What this task involves: Write out every line of the data below without changing anything, but leave out the pictures.

Dataset content:
──────

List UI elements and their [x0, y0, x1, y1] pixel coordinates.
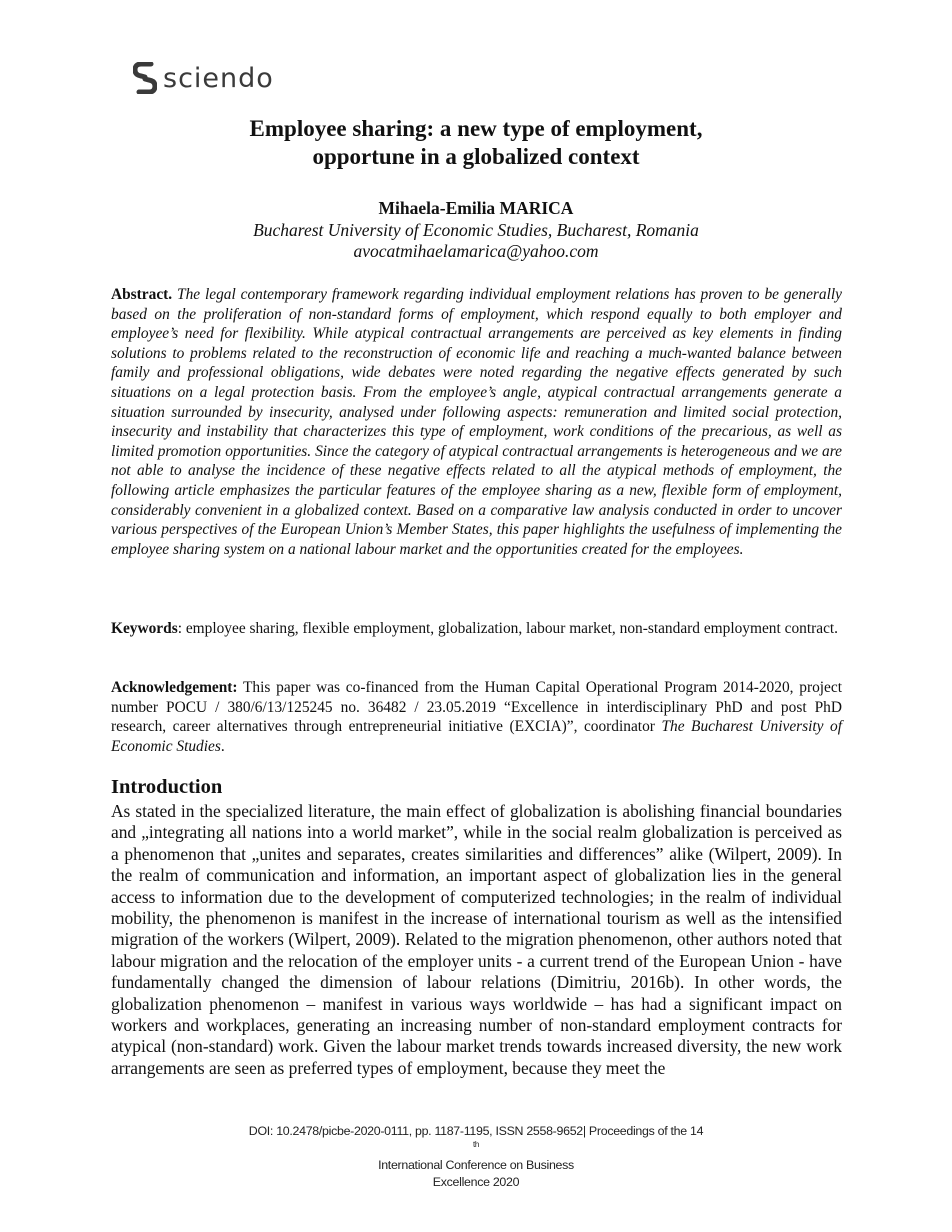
keywords: [111, 619, 842, 639]
footer-conference: International Conference on Business: [378, 1158, 574, 1172]
abstract: [111, 285, 842, 559]
acknowledgement-end: .: [220, 737, 225, 755]
footer-line-2: Excellence 2020: [432, 1175, 520, 1189]
title-line-2: opportune in a globalized context: [312, 144, 640, 169]
author-affiliation: Bucharest University of Economic Studies, Bucharest, Romania: [253, 220, 699, 240]
author-name: Mihaela-Emilia MARICA: [378, 198, 574, 218]
keywords-label: Keywords: [111, 620, 178, 637]
author-email: avocatmihaelamarica@yahoo.com: [353, 241, 599, 261]
abstract-label: Abstract.: [111, 286, 173, 303]
logo-text: sciendo: [163, 62, 274, 94]
footer-line-1: [0, 1123, 952, 1174]
acknowledgement-text: This paper was co-financed from the Human Capital Operational Program 2014-2020, project number POCU / 380/6/13/125245 no. 36482 / 23.05.2019 “Excellence in interdisciplinary PhD and post PhD research, career alternatives through entrepreneurial initiative (EXCIA)”, coordinator: [111, 679, 842, 736]
publisher-logo: [133, 62, 274, 94]
acknowledgement: [111, 678, 842, 756]
footer-doi: DOI: 10.2478/picbe-2020-0111, pp. 1187-1195, ISSN 2558-9652| Proceedings of the 14: [248, 1124, 704, 1138]
author-block: [0, 198, 952, 262]
introduction-text: As stated in the specialized literature, the main effect of globalization is abolishing financial boundaries and „integrating all nations into a world market”, while in the social realm globalization is perceived as a phenomenon that „unites and separates, creates similarities and differences” alike (Wilpert, 2009). In the realm of communication and information, an important aspect of globalization lies in the general access to information due to the development of computerized technologies; in the realm of individual mobility, the phenomenon is manifest in the increase of international tourism as well as the intensified migration of the workers (Wilpert, 2009). Related to the migration phenomenon, other authors noted that labour migration and the relocation of the employer units - a current trend of the European Union - have fundamentally changed the dimension of labour relations (Dimitriu, 2016b). In other words, the globalization phenomenon – manifest in various ways worldwide – has had a significant impact on workers and workplaces, generating an increasing number of non-standard employment contracts for atypical (non-standard) work. Given the labour market trends towards increased diversity, the new work arrangements are seen as preferred types of employment, because they meet the: [111, 801, 842, 1078]
page-footer: [0, 1123, 952, 1191]
acknowledgement-label: Acknowledgement:: [111, 679, 238, 696]
keywords-text: : employee sharing, flexible employment, globalization, labour market, non-standard employment contract.: [177, 620, 839, 637]
paper-title: [0, 115, 952, 171]
title-line-1: Employee sharing: a new type of employment,: [249, 116, 703, 141]
acknowledgement-institution: The Bucharest University of Economic Studies: [111, 718, 843, 755]
introduction-heading: Introduction: [111, 776, 223, 798]
abstract-text: The legal contemporary framework regarding individual employment relations has proven to be generally based on the proliferation of non-standard forms of employment, which respond equally to both employer and employee’s need for flexibility. While atypical contractual arrangements are perceived as key elements in finding solutions to problems related to the reconstruction of economic life and reaching a much-wanted balance between family and professional obligations, wide debates were noted regarding the negative effects generated by such situations on a legal protection basis. From the employee’s angle, atypical contractual arrangements generate a situation surrounded by insecurity, analysed under following aspects: remuneration and limited social protection, insecurity and instability that characterizes this type of employment, work conditions of the precarious, as well as limited promotion opportunities. Since the category of atypical contractual arrangements is heterogeneous and we are not able to analyse the incidence of these negative effects related to all the atypical methods of employment, the following article emphasizes the particular features of the employee sharing as a new, flexible form of employment, considerably convenient in a globalized context. Based on a comparative law analysis conducted in order to uncover various perspectives of the European Union’s Member States, this paper highlights the usefulness of implementing the employee sharing system on a national labour market and the opportunities created for the employees.: [111, 286, 842, 558]
sciendo-s-logo-icon: [133, 62, 157, 94]
footer-superscript: th: [472, 1139, 480, 1149]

──────

Finished task:
List UI elements and their [x0, y0, x1, y1] pixel coordinates.
keywords: [111, 619, 842, 639]
footer-conference: International Conference on Business: [378, 1158, 574, 1172]
abstract: [111, 285, 842, 559]
acknowledgement-end: .: [220, 737, 225, 755]
footer-line-2: Excellence 2020: [432, 1175, 520, 1189]
title-line-2: opportune in a globalized context: [312, 144, 640, 169]
author-affiliation: Bucharest University of Economic Studies, Bucharest, Romania: [253, 220, 699, 240]
author-name: Mihaela-Emilia MARICA: [378, 198, 574, 218]
keywords-label: Keywords: [111, 620, 178, 637]
author-email: avocatmihaelamarica@yahoo.com: [353, 241, 599, 261]
abstract-label: Abstract.: [111, 286, 173, 303]
logo-text: sciendo: [163, 62, 274, 94]
footer-line-1: [0, 1123, 952, 1174]
acknowledgement-text: This paper was co-financed from the Human Capital Operational Program 2014-2020, project number POCU / 380/6/13/125245 no. 36482 / 23.05.2019 “Excellence in interdisciplinary PhD and post PhD research, career alternatives through entrepreneurial initiative (EXCIA)”, coordinator: [111, 679, 842, 736]
publisher-logo: [133, 62, 274, 94]
acknowledgement: [111, 678, 842, 756]
footer-doi: DOI: 10.2478/picbe-2020-0111, pp. 1187-1195, ISSN 2558-9652| Proceedings of the 14: [248, 1124, 704, 1138]
author-block: [0, 198, 952, 262]
introduction-text: As stated in the specialized literature, the main effect of globalization is abolishing financial boundaries and „integrating all nations into a world market”, while in the social realm globalization is perceived as a phenomenon that „unites and separates, creates similarities and differences” alike (Wilpert, 2009). In the realm of communication and information, an important aspect of globalization lies in the general access to information due to the development of computerized technologies; in the realm of individual mobility, the phenomenon is manifest in the increase of international tourism as well as the intensified migration of the workers (Wilpert, 2009). Related to the migration phenomenon, other authors noted that labour migration and the relocation of the employer units - a current trend of the European Union - have fundamentally changed the dimension of labour relations (Dimitriu, 2016b). In other words, the globalization phenomenon – manifest in various ways worldwide – has had a significant impact on workers and workplaces, generating an increasing number of non-standard employment contracts for atypical (non-standard) work. Given the labour market trends towards increased diversity, the new work arrangements are seen as preferred types of employment, because they meet the: [111, 801, 842, 1078]
page-footer: [0, 1123, 952, 1191]
acknowledgement-label: Acknowledgement:: [111, 679, 238, 696]
keywords-text: : employee sharing, flexible employment, globalization, labour market, non-standard employment contract.: [177, 620, 839, 637]
paper-title: [0, 115, 952, 171]
title-line-1: Employee sharing: a new type of employment,: [249, 116, 703, 141]
acknowledgement-institution: The Bucharest University of Economic Studies: [111, 718, 843, 755]
introduction-heading: Introduction: [111, 776, 223, 798]
abstract-text: The legal contemporary framework regarding individual employment relations has proven to be generally based on the proliferation of non-standard forms of employment, which respond equally to both employer and employee’s need for flexibility. While atypical contractual arrangements are perceived as key elements in finding solutions to problems related to the reconstruction of economic life and reaching a much-wanted balance between family and professional obligations, wide debates were noted regarding the negative effects generated by such situations on a legal protection basis. From the employee’s angle, atypical contractual arrangements generate a situation surrounded by insecurity, analysed under following aspects: remuneration and limited social protection, insecurity and instability that characterizes this type of employment, work conditions of the precarious, as well as limited promotion opportunities. Since the category of atypical contractual arrangements is heterogeneous and we are not able to analyse the incidence of these negative effects related to all the atypical methods of employment, the following article emphasizes the particular features of the employee sharing as a new, flexible form of employment, considerably convenient in a globalized context. Based on a comparative law analysis conducted in order to uncover various perspectives of the European Union’s Member States, this paper highlights the usefulness of implementing the employee sharing system on a national labour market and the opportunities created for the employees.: [111, 286, 842, 558]
sciendo-s-logo-icon: [133, 62, 157, 94]
footer-superscript: th: [472, 1139, 480, 1149]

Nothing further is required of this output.